◆ What is needed: Set down each entry exactly as given; pictures should not appear in the copy.

◆ Records for the exercise:
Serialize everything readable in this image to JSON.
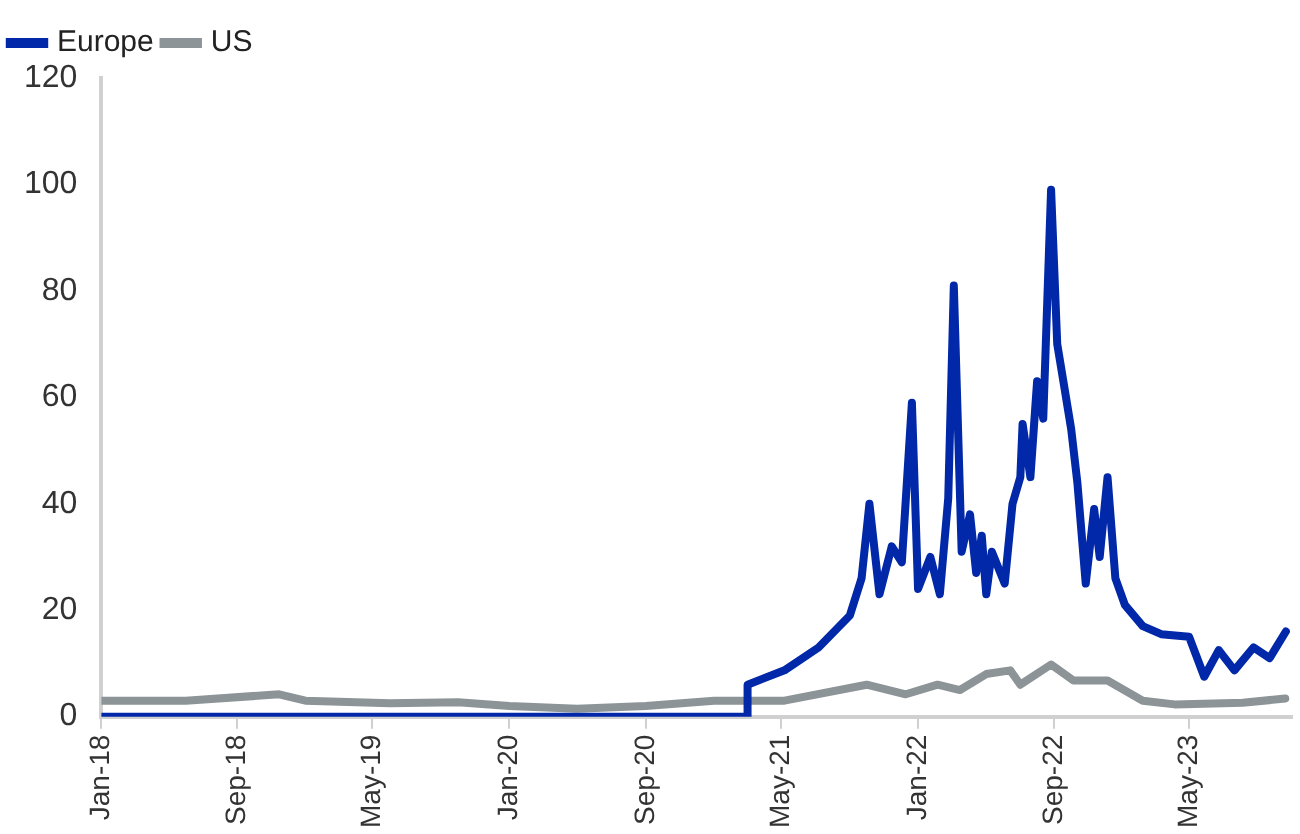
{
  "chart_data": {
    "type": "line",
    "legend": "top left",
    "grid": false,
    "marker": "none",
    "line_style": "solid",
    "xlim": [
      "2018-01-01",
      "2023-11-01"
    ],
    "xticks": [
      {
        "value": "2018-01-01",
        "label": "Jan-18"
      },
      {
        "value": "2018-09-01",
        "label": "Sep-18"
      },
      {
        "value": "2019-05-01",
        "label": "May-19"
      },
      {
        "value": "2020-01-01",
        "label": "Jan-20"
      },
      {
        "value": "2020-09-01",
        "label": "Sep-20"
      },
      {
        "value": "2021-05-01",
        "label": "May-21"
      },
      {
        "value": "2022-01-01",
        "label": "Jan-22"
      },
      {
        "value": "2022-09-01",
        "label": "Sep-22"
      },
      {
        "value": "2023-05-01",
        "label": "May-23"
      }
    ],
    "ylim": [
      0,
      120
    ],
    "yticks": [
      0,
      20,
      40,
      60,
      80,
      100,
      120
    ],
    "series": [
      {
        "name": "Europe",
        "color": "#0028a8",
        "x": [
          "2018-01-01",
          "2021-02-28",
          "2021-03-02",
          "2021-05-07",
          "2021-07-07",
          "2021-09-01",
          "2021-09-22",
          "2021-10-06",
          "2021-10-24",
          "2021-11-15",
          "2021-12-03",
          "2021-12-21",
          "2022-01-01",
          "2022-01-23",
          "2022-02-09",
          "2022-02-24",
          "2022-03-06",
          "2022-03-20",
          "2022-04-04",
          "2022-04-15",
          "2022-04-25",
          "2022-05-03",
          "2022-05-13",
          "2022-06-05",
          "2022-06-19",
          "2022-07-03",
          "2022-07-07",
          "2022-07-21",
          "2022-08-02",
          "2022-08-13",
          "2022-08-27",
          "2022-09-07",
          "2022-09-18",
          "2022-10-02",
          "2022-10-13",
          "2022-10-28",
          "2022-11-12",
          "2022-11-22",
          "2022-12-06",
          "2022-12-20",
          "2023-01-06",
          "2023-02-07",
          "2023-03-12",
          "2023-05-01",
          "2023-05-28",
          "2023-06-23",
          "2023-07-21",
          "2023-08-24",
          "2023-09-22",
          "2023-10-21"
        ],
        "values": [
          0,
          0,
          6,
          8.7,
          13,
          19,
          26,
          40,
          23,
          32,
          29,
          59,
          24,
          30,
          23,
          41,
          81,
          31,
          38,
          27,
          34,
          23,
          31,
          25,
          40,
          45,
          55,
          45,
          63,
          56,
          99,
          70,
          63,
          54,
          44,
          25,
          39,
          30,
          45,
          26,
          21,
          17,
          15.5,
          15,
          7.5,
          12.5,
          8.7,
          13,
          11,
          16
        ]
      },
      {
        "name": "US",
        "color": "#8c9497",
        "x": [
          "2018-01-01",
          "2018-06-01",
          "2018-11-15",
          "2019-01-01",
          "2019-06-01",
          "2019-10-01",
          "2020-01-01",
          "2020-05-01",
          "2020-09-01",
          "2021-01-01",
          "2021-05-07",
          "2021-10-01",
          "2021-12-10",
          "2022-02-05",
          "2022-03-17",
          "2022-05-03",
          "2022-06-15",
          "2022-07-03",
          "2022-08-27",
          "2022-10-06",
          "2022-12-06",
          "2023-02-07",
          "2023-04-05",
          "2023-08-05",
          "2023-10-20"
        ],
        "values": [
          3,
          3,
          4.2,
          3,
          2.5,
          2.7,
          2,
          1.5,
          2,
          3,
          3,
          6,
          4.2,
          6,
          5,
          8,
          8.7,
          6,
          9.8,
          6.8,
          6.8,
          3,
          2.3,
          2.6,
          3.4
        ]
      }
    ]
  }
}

◆ Written solution:
Serialize everything readable in this image to JSON.
{
  "chart_data": {
    "type": "line",
    "legend": "top left",
    "grid": false,
    "marker": "none",
    "line_style": "solid",
    "xlim": [
      "2018-01-01",
      "2023-11-01"
    ],
    "xticks": [
      {
        "value": "2018-01-01",
        "label": "Jan-18"
      },
      {
        "value": "2018-09-01",
        "label": "Sep-18"
      },
      {
        "value": "2019-05-01",
        "label": "May-19"
      },
      {
        "value": "2020-01-01",
        "label": "Jan-20"
      },
      {
        "value": "2020-09-01",
        "label": "Sep-20"
      },
      {
        "value": "2021-05-01",
        "label": "May-21"
      },
      {
        "value": "2022-01-01",
        "label": "Jan-22"
      },
      {
        "value": "2022-09-01",
        "label": "Sep-22"
      },
      {
        "value": "2023-05-01",
        "label": "May-23"
      }
    ],
    "ylim": [
      0,
      120
    ],
    "yticks": [
      0,
      20,
      40,
      60,
      80,
      100,
      120
    ],
    "series": [
      {
        "name": "Europe",
        "color": "#0028a8",
        "x": [
          "2018-01-01",
          "2021-02-28",
          "2021-03-02",
          "2021-05-07",
          "2021-07-07",
          "2021-09-01",
          "2021-09-22",
          "2021-10-06",
          "2021-10-24",
          "2021-11-15",
          "2021-12-03",
          "2021-12-21",
          "2022-01-01",
          "2022-01-23",
          "2022-02-09",
          "2022-02-24",
          "2022-03-06",
          "2022-03-20",
          "2022-04-04",
          "2022-04-15",
          "2022-04-25",
          "2022-05-03",
          "2022-05-13",
          "2022-06-05",
          "2022-06-19",
          "2022-07-03",
          "2022-07-07",
          "2022-07-21",
          "2022-08-02",
          "2022-08-13",
          "2022-08-27",
          "2022-09-07",
          "2022-09-18",
          "2022-10-02",
          "2022-10-13",
          "2022-10-28",
          "2022-11-12",
          "2022-11-22",
          "2022-12-06",
          "2022-12-20",
          "2023-01-06",
          "2023-02-07",
          "2023-03-12",
          "2023-05-01",
          "2023-05-28",
          "2023-06-23",
          "2023-07-21",
          "2023-08-24",
          "2023-09-22",
          "2023-10-21"
        ],
        "values": [
          0,
          0,
          6,
          8.7,
          13,
          19,
          26,
          40,
          23,
          32,
          29,
          59,
          24,
          30,
          23,
          41,
          81,
          31,
          38,
          27,
          34,
          23,
          31,
          25,
          40,
          45,
          55,
          45,
          63,
          56,
          99,
          70,
          63,
          54,
          44,
          25,
          39,
          30,
          45,
          26,
          21,
          17,
          15.5,
          15,
          7.5,
          12.5,
          8.7,
          13,
          11,
          16
        ]
      },
      {
        "name": "US",
        "color": "#8c9497",
        "x": [
          "2018-01-01",
          "2018-06-01",
          "2018-11-15",
          "2019-01-01",
          "2019-06-01",
          "2019-10-01",
          "2020-01-01",
          "2020-05-01",
          "2020-09-01",
          "2021-01-01",
          "2021-05-07",
          "2021-10-01",
          "2021-12-10",
          "2022-02-05",
          "2022-03-17",
          "2022-05-03",
          "2022-06-15",
          "2022-07-03",
          "2022-08-27",
          "2022-10-06",
          "2022-12-06",
          "2023-02-07",
          "2023-04-05",
          "2023-08-05",
          "2023-10-20"
        ],
        "values": [
          3,
          3,
          4.2,
          3,
          2.5,
          2.7,
          2,
          1.5,
          2,
          3,
          3,
          6,
          4.2,
          6,
          5,
          8,
          8.7,
          6,
          9.8,
          6.8,
          6.8,
          3,
          2.3,
          2.6,
          3.4
        ]
      }
    ]
  }
}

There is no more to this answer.